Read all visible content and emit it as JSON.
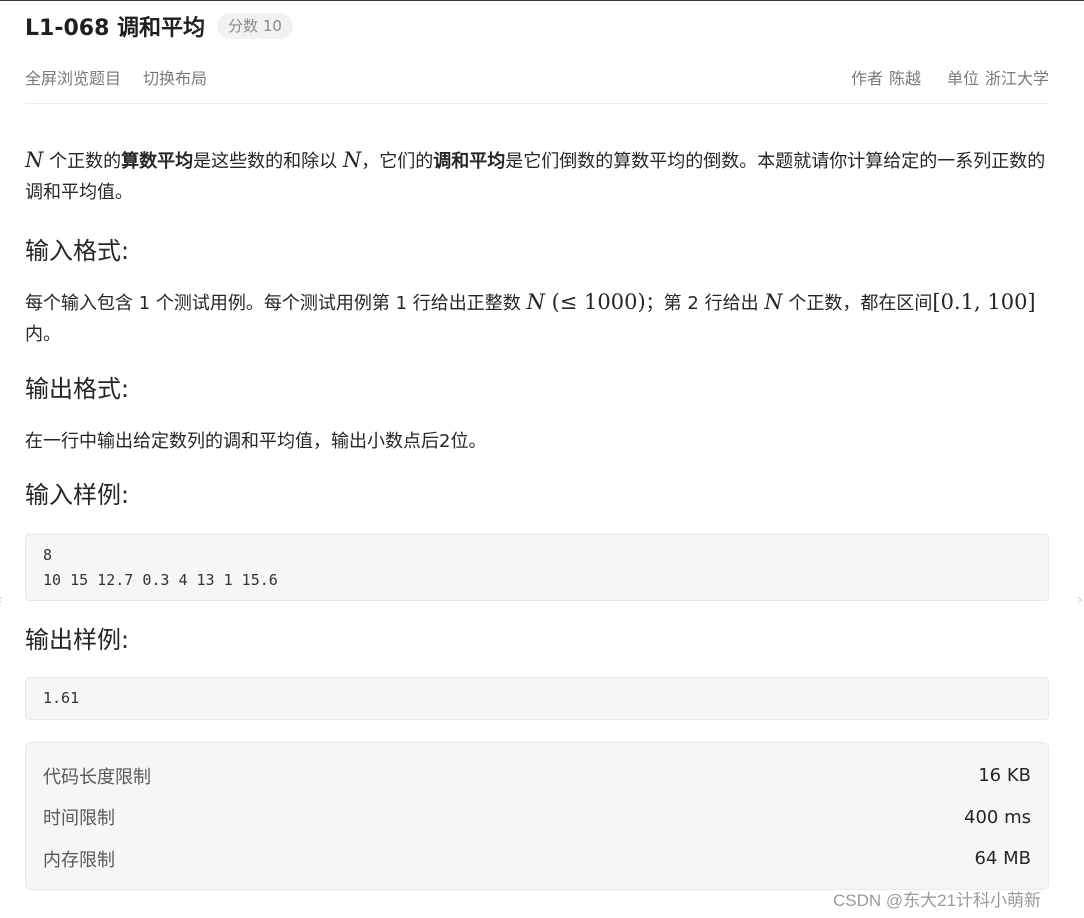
{
  "header": {
    "title": "L1-068 调和平均",
    "score_badge": "分数 10"
  },
  "actions": {
    "fullscreen": "全屏浏览题目",
    "switch_layout": "切换布局"
  },
  "meta": {
    "author_label": "作者",
    "author": "陈越",
    "unit_label": "单位",
    "unit": "浙江大学"
  },
  "statement": {
    "p1_var": "N",
    "p1_t1": " 个正数的",
    "p1_b1": "算数平均",
    "p1_t2": "是这些数的和除以 ",
    "p1_var2": "N",
    "p1_t3": "，它们的",
    "p1_b2": "调和平均",
    "p1_t4": "是它们倒数的算数平均的倒数。本题就请你计算给定的一系列正数的调和平均值。"
  },
  "input_format": {
    "heading": "输入格式:",
    "t1": "每个输入包含 1 个测试用例。每个测试用例第 1 行给出正整数 ",
    "var_n": "N",
    "constraint": " (≤ 1000)",
    "t2": "；第 2 行给出 ",
    "var_n2": "N",
    "t3": " 个正数，都在区间",
    "interval": "[0.1, 100]",
    "t4": " 内。"
  },
  "output_format": {
    "heading": "输出格式:",
    "text": "在一行中输出给定数列的调和平均值，输出小数点后2位。"
  },
  "sample_input": {
    "heading": "输入样例:",
    "code": "8\n10 15 12.7 0.3 4 13 1 15.6"
  },
  "sample_output": {
    "heading": "输出样例:",
    "code": "1.61"
  },
  "limits": [
    {
      "label": "代码长度限制",
      "value": "16 KB"
    },
    {
      "label": "时间限制",
      "value": "400 ms"
    },
    {
      "label": "内存限制",
      "value": "64 MB"
    }
  ],
  "watermark": "CSDN @东大21计科小萌新",
  "icons": {
    "edge_left": "chevron-left-icon",
    "edge_right": "chevron-right-icon"
  }
}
****
[Objective]
Set each line of the records down exactly, leaving every picture out.

[Solution to this problem]
Read all visible content and emit it as JSON.
{
  "header": {
    "title": "L1-068 调和平均",
    "score_badge": "分数 10"
  },
  "actions": {
    "fullscreen": "全屏浏览题目",
    "switch_layout": "切换布局"
  },
  "meta": {
    "author_label": "作者",
    "author": "陈越",
    "unit_label": "单位",
    "unit": "浙江大学"
  },
  "statement": {
    "p1_var": "N",
    "p1_t1": " 个正数的",
    "p1_b1": "算数平均",
    "p1_t2": "是这些数的和除以 ",
    "p1_var2": "N",
    "p1_t3": "，它们的",
    "p1_b2": "调和平均",
    "p1_t4": "是它们倒数的算数平均的倒数。本题就请你计算给定的一系列正数的调和平均值。"
  },
  "input_format": {
    "heading": "输入格式:",
    "t1": "每个输入包含 1 个测试用例。每个测试用例第 1 行给出正整数 ",
    "var_n": "N",
    "constraint": " (≤ 1000)",
    "t2": "；第 2 行给出 ",
    "var_n2": "N",
    "t3": " 个正数，都在区间",
    "interval": "[0.1, 100]",
    "t4": " 内。"
  },
  "output_format": {
    "heading": "输出格式:",
    "text": "在一行中输出给定数列的调和平均值，输出小数点后2位。"
  },
  "sample_input": {
    "heading": "输入样例:",
    "code": "8\n10 15 12.7 0.3 4 13 1 15.6"
  },
  "sample_output": {
    "heading": "输出样例:",
    "code": "1.61"
  },
  "limits": [
    {
      "label": "代码长度限制",
      "value": "16 KB"
    },
    {
      "label": "时间限制",
      "value": "400 ms"
    },
    {
      "label": "内存限制",
      "value": "64 MB"
    }
  ],
  "watermark": "CSDN @东大21计科小萌新",
  "icons": {
    "edge_left": "chevron-left-icon",
    "edge_right": "chevron-right-icon"
  }
}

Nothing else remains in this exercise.